Data listing
--- Start ---
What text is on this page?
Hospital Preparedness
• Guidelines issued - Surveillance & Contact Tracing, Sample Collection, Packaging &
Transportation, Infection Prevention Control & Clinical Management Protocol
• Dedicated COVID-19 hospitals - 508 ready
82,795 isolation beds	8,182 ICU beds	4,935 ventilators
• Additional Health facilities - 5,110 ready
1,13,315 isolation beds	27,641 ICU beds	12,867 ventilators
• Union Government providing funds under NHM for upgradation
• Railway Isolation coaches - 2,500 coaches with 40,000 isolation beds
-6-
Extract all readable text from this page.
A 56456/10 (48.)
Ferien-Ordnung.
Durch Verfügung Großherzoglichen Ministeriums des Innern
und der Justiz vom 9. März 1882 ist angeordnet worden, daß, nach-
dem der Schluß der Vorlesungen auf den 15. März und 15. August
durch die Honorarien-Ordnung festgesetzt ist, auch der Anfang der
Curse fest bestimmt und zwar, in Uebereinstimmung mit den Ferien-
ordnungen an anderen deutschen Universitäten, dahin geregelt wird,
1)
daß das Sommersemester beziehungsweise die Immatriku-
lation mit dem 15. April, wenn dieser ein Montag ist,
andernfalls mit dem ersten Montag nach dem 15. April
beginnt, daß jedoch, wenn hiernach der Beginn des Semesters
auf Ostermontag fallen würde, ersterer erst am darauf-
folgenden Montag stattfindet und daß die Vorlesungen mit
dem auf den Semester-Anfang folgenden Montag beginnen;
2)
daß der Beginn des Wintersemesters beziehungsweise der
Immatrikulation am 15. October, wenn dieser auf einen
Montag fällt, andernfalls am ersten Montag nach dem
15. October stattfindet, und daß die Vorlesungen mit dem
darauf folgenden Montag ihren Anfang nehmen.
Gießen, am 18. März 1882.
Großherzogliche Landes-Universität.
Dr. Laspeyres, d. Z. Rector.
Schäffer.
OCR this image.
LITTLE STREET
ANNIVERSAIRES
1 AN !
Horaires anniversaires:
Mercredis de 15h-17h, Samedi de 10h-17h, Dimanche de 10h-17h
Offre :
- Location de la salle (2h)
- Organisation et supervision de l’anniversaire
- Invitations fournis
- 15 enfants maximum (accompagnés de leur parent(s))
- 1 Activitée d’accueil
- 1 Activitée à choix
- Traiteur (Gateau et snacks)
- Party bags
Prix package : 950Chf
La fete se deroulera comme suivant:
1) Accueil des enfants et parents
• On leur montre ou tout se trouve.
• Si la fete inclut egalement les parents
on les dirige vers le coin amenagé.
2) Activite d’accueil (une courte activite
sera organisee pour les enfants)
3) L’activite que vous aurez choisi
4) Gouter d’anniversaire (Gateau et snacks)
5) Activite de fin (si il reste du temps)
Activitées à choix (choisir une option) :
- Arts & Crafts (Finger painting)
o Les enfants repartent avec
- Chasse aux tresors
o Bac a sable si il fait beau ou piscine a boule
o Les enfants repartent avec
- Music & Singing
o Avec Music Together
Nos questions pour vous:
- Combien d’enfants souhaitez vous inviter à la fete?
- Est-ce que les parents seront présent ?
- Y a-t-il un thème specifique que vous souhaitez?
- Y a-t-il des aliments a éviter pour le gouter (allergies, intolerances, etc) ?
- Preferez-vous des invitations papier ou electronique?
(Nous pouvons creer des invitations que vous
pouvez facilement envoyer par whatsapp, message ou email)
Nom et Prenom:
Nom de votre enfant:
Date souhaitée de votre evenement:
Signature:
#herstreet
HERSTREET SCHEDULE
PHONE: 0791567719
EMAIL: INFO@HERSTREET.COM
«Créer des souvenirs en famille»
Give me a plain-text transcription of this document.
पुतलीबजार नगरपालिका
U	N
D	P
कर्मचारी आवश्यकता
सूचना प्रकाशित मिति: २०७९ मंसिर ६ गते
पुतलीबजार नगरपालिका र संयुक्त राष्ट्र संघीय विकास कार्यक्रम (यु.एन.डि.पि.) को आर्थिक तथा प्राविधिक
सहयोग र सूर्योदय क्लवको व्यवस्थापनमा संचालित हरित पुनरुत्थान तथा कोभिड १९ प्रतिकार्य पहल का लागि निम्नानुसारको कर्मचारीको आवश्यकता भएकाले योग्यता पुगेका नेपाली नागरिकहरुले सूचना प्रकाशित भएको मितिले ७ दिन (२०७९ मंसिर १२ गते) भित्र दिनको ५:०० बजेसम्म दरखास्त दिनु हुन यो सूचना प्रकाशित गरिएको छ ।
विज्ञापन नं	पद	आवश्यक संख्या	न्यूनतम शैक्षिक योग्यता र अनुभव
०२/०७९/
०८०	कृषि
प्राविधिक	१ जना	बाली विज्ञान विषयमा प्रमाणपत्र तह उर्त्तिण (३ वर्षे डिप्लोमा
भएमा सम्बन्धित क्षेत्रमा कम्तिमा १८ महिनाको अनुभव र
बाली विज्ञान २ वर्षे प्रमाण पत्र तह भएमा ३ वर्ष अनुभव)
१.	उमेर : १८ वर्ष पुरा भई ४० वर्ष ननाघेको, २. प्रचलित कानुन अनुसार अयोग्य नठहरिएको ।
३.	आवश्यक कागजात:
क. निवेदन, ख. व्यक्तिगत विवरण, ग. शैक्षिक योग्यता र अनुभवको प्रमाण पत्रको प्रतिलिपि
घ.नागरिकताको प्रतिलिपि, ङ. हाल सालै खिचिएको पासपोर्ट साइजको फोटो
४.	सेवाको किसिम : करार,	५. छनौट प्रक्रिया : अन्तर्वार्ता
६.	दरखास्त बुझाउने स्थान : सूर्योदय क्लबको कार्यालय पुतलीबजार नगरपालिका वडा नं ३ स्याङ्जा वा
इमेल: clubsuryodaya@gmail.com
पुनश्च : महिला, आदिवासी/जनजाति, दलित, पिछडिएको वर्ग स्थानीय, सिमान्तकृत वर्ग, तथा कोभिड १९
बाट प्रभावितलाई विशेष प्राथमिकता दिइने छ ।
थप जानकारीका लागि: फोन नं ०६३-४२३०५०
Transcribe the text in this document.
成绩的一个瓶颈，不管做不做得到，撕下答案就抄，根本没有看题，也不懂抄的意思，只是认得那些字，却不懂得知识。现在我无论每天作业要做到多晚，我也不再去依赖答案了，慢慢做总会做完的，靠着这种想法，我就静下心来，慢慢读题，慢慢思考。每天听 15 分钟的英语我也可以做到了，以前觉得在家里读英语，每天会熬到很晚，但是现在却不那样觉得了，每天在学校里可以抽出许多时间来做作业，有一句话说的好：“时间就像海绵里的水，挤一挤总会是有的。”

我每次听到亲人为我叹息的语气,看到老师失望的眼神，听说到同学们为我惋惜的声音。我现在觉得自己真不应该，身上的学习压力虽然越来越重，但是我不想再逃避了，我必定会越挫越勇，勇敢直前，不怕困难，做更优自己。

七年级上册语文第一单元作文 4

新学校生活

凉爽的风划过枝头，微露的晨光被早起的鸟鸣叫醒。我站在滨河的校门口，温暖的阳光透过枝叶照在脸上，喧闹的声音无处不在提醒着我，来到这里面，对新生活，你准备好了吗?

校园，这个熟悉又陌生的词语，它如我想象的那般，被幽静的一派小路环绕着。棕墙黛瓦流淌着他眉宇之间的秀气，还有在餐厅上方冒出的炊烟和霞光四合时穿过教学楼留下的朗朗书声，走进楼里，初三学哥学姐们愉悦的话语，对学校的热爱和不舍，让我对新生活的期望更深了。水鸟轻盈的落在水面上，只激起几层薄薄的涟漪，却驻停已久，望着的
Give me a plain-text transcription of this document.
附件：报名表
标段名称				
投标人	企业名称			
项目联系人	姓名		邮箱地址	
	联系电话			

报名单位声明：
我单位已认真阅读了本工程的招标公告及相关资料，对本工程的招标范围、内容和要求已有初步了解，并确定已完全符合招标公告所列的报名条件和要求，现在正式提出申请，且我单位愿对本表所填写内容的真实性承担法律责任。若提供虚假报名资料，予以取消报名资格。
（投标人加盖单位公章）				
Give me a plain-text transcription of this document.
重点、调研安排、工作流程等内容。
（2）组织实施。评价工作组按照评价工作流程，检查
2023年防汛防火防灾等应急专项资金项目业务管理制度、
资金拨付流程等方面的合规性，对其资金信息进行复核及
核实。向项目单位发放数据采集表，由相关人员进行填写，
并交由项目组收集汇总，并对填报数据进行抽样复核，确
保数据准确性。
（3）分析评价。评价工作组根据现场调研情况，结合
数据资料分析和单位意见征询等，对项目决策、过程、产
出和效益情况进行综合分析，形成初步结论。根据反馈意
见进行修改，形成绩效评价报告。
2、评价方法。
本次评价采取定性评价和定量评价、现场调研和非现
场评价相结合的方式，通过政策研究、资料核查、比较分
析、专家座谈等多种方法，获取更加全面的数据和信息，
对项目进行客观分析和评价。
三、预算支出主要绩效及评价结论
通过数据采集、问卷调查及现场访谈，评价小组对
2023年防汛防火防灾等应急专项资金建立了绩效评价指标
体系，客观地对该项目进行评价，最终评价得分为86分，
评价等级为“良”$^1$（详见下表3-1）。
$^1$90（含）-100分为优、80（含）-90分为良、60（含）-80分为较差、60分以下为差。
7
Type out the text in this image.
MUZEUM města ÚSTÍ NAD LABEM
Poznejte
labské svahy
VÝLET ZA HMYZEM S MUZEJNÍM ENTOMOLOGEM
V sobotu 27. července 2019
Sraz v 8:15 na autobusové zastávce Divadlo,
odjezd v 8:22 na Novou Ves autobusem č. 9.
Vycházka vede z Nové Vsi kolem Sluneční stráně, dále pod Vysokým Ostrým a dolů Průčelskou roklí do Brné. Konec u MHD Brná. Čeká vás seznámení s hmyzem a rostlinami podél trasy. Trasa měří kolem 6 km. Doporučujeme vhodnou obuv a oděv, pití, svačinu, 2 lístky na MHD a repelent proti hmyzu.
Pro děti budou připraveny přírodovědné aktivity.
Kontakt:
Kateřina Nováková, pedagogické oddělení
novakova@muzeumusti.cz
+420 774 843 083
--- End ---
_Stated goal:_ Which lines above contain "andernfalls"? Show each of them.

_Correct response:_
andernfalls mit dem ersten Montag nach dem 15. April
Montag fällt, andernfalls am ersten Montag nach dem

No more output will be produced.